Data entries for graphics
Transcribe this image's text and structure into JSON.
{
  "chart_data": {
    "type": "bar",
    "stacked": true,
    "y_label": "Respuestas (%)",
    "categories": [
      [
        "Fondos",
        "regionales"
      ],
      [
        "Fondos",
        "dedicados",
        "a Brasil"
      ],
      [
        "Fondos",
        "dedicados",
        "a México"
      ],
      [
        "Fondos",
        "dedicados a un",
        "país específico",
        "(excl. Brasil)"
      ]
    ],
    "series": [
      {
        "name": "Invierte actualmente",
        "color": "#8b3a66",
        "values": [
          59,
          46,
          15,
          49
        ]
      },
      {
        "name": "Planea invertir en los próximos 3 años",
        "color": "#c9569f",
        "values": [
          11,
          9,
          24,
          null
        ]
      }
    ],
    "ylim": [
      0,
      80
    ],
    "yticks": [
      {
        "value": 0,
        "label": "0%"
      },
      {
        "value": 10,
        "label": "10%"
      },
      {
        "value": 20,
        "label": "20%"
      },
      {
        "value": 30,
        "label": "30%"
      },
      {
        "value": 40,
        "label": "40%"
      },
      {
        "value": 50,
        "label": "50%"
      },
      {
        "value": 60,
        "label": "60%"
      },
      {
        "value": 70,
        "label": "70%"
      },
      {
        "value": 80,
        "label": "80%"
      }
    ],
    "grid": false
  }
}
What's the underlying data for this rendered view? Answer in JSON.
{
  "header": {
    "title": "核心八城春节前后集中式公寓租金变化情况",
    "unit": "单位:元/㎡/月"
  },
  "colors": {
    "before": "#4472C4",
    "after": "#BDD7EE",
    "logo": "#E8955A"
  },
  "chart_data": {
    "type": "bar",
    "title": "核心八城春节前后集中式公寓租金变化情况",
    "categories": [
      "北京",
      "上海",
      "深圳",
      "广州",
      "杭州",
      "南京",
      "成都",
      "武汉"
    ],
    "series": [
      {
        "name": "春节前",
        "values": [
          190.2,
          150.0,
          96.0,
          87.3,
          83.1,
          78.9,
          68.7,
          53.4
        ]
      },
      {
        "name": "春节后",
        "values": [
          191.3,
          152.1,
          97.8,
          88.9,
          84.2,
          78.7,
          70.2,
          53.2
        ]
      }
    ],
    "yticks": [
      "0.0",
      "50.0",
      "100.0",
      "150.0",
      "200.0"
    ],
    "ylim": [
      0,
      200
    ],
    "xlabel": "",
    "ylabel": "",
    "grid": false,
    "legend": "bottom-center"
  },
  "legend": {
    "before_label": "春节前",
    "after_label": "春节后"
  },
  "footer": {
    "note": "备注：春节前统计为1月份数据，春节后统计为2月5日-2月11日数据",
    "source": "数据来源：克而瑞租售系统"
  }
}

** What is asked **
Extract exactly the lines between the line containing "What's the underlying" and the end of the data, including both.

** Task output **
What's the underlying data for this rendered view? Answer in JSON.
{
  "header": {
    "title": "核心八城春节前后集中式公寓租金变化情况",
    "unit": "单位:元/㎡/月"
  },
  "colors": {
    "before": "#4472C4",
    "after": "#BDD7EE",
    "logo": "#E8955A"
  },
  "chart_data": {
    "type": "bar",
    "title": "核心八城春节前后集中式公寓租金变化情况",
    "categories": [
      "北京",
      "上海",
      "深圳",
      "广州",
      "杭州",
      "南京",
      "成都",
      "武汉"
    ],
    "series": [
      {
        "name": "春节前",
        "values": [
          190.2,
          150.0,
          96.0,
          87.3,
          83.1,
          78.9,
          68.7,
          53.4
        ]
      },
      {
        "name": "春节后",
        "values": [
          191.3,
          152.1,
          97.8,
          88.9,
          84.2,
          78.7,
          70.2,
          53.2
        ]
      }
    ],
    "yticks": [
      "0.0",
      "50.0",
      "100.0",
      "150.0",
      "200.0"
    ],
    "ylim": [
      0,
      200
    ],
    "xlabel": "",
    "ylabel": "",
    "grid": false,
    "legend": "bottom-center"
  },
  "legend": {
    "before_label": "春节前",
    "after_label": "春节后"
  },
  "footer": {
    "note": "备注：春节前统计为1月份数据，春节后统计为2月5日-2月11日数据",
    "source": "数据来源：克而瑞租售系统"
  }
}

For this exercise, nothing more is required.